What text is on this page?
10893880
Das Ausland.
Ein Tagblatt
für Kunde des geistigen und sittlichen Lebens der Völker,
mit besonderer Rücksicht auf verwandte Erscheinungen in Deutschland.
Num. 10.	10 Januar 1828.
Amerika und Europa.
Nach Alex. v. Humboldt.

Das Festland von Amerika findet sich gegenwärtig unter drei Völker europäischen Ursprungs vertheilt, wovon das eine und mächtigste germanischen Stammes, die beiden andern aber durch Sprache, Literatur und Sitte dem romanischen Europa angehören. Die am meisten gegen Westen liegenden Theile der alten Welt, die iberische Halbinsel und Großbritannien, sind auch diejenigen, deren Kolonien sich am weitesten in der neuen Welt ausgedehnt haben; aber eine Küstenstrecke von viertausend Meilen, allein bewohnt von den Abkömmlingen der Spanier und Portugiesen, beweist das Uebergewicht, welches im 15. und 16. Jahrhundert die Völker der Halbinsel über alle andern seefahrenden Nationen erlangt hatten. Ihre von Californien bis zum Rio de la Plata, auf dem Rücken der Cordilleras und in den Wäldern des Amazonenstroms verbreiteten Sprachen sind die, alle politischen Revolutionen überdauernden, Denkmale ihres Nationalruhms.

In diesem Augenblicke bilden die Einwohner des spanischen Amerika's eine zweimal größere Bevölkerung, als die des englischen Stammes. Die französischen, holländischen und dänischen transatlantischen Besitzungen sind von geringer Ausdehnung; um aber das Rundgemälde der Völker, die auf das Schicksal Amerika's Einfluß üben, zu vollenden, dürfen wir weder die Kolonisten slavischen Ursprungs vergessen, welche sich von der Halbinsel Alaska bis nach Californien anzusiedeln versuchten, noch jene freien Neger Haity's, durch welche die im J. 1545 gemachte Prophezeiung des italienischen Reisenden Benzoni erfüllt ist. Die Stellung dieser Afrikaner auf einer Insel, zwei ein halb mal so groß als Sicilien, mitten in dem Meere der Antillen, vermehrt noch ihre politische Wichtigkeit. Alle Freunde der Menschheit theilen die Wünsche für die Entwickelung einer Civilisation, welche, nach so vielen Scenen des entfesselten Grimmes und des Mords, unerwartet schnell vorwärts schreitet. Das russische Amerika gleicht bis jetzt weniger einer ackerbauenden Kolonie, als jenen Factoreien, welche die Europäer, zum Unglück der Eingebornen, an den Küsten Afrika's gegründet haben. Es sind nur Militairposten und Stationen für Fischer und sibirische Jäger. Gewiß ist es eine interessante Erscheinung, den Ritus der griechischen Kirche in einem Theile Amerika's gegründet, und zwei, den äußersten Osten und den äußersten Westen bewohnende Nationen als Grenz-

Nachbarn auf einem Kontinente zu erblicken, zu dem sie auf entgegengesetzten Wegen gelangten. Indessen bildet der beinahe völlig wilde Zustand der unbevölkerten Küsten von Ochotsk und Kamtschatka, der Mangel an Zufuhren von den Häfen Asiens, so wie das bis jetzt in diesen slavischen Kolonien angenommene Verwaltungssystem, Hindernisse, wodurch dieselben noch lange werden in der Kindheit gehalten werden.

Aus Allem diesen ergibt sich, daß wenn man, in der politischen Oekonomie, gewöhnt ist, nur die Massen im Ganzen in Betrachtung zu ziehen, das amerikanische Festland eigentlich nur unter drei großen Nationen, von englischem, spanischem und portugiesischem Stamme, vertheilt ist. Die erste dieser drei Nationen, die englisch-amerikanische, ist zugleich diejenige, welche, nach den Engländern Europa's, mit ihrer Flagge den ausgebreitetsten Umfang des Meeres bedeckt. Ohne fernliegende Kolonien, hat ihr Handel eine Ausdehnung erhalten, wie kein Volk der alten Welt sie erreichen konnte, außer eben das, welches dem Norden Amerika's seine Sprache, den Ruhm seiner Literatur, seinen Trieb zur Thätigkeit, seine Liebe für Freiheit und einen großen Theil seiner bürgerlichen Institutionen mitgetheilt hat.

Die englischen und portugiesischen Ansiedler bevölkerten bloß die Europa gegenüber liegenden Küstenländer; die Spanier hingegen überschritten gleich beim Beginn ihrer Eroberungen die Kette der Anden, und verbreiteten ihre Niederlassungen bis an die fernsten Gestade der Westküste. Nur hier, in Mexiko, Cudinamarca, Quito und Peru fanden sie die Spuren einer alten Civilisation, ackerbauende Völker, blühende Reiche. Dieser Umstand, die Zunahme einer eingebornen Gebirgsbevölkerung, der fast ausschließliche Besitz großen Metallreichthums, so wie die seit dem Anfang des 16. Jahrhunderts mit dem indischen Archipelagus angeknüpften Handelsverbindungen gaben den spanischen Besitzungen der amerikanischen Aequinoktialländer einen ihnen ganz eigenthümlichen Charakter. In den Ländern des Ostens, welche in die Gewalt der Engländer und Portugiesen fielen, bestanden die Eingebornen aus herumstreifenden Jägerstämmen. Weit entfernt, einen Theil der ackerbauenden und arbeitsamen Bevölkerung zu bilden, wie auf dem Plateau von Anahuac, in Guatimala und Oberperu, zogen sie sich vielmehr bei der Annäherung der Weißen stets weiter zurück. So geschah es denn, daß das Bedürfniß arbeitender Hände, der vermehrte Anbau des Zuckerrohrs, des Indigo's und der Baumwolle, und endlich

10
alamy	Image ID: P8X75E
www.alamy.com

☆ ☆ ☆

[What the task asks]: What you write must match the material above exactly and in full.

[Answer to this exercise]:
What text is on this page?
10893880
Das Ausland.
Ein Tagblatt
für Kunde des geistigen und sittlichen Lebens der Völker,
mit besonderer Rücksicht auf verwandte Erscheinungen in Deutschland.
Num. 10.	10 Januar 1828.
Amerika und Europa.
Nach Alex. v. Humboldt.

Das Festland von Amerika findet sich gegenwärtig unter drei Völker europäischen Ursprungs vertheilt, wovon das eine und mächtigste germanischen Stammes, die beiden andern aber durch Sprache, Literatur und Sitte dem romanischen Europa angehören. Die am meisten gegen Westen liegenden Theile der alten Welt, die iberische Halbinsel und Großbritannien, sind auch diejenigen, deren Kolonien sich am weitesten in der neuen Welt ausgedehnt haben; aber eine Küstenstrecke von viertausend Meilen, allein bewohnt von den Abkömmlingen der Spanier und Portugiesen, beweist das Uebergewicht, welches im 15. und 16. Jahrhundert die Völker der Halbinsel über alle andern seefahrenden Nationen erlangt hatten. Ihre von Californien bis zum Rio de la Plata, auf dem Rücken der Cordilleras und in den Wäldern des Amazonenstroms verbreiteten Sprachen sind die, alle politischen Revolutionen überdauernden, Denkmale ihres Nationalruhms.

In diesem Augenblicke bilden die Einwohner des spanischen Amerika's eine zweimal größere Bevölkerung, als die des englischen Stammes. Die französischen, holländischen und dänischen transatlantischen Besitzungen sind von geringer Ausdehnung; um aber das Rundgemälde der Völker, die auf das Schicksal Amerika's Einfluß üben, zu vollenden, dürfen wir weder die Kolonisten slavischen Ursprungs vergessen, welche sich von der Halbinsel Alaska bis nach Californien anzusiedeln versuchten, noch jene freien Neger Haity's, durch welche die im J. 1545 gemachte Prophezeiung des italienischen Reisenden Benzoni erfüllt ist. Die Stellung dieser Afrikaner auf einer Insel, zwei ein halb mal so groß als Sicilien, mitten in dem Meere der Antillen, vermehrt noch ihre politische Wichtigkeit. Alle Freunde der Menschheit theilen die Wünsche für die Entwickelung einer Civilisation, welche, nach so vielen Scenen des entfesselten Grimmes und des Mords, unerwartet schnell vorwärts schreitet. Das russische Amerika gleicht bis jetzt weniger einer ackerbauenden Kolonie, als jenen Factoreien, welche die Europäer, zum Unglück der Eingebornen, an den Küsten Afrika's gegründet haben. Es sind nur Militairposten und Stationen für Fischer und sibirische Jäger. Gewiß ist es eine interessante Erscheinung, den Ritus der griechischen Kirche in einem Theile Amerika's gegründet, und zwei, den äußersten Osten und den äußersten Westen bewohnende Nationen als Grenz-

Nachbarn auf einem Kontinente zu erblicken, zu dem sie auf entgegengesetzten Wegen gelangten. Indessen bildet der beinahe völlig wilde Zustand der unbevölkerten Küsten von Ochotsk und Kamtschatka, der Mangel an Zufuhren von den Häfen Asiens, so wie das bis jetzt in diesen slavischen Kolonien angenommene Verwaltungssystem, Hindernisse, wodurch dieselben noch lange werden in der Kindheit gehalten werden.

Aus Allem diesen ergibt sich, daß wenn man, in der politischen Oekonomie, gewöhnt ist, nur die Massen im Ganzen in Betrachtung zu ziehen, das amerikanische Festland eigentlich nur unter drei großen Nationen, von englischem, spanischem und portugiesischem Stamme, vertheilt ist. Die erste dieser drei Nationen, die englisch-amerikanische, ist zugleich diejenige, welche, nach den Engländern Europa's, mit ihrer Flagge den ausgebreitetsten Umfang des Meeres bedeckt. Ohne fernliegende Kolonien, hat ihr Handel eine Ausdehnung erhalten, wie kein Volk der alten Welt sie erreichen konnte, außer eben das, welches dem Norden Amerika's seine Sprache, den Ruhm seiner Literatur, seinen Trieb zur Thätigkeit, seine Liebe für Freiheit und einen großen Theil seiner bürgerlichen Institutionen mitgetheilt hat.

Die englischen und portugiesischen Ansiedler bevölkerten bloß die Europa gegenüber liegenden Küstenländer; die Spanier hingegen überschritten gleich beim Beginn ihrer Eroberungen die Kette der Anden, und verbreiteten ihre Niederlassungen bis an die fernsten Gestade der Westküste. Nur hier, in Mexiko, Cudinamarca, Quito und Peru fanden sie die Spuren einer alten Civilisation, ackerbauende Völker, blühende Reiche. Dieser Umstand, die Zunahme einer eingebornen Gebirgsbevölkerung, der fast ausschließliche Besitz großen Metallreichthums, so wie die seit dem Anfang des 16. Jahrhunderts mit dem indischen Archipelagus angeknüpften Handelsverbindungen gaben den spanischen Besitzungen der amerikanischen Aequinoktialländer einen ihnen ganz eigenthümlichen Charakter. In den Ländern des Ostens, welche in die Gewalt der Engländer und Portugiesen fielen, bestanden die Eingebornen aus herumstreifenden Jägerstämmen. Weit entfernt, einen Theil der ackerbauenden und arbeitsamen Bevölkerung zu bilden, wie auf dem Plateau von Anahuac, in Guatimala und Oberperu, zogen sie sich vielmehr bei der Annäherung der Weißen stets weiter zurück. So geschah es denn, daß das Bedürfniß arbeitender Hände, der vermehrte Anbau des Zuckerrohrs, des Indigo's und der Baumwolle, und endlich

10
alamy	Image ID: P8X75E
www.alamy.com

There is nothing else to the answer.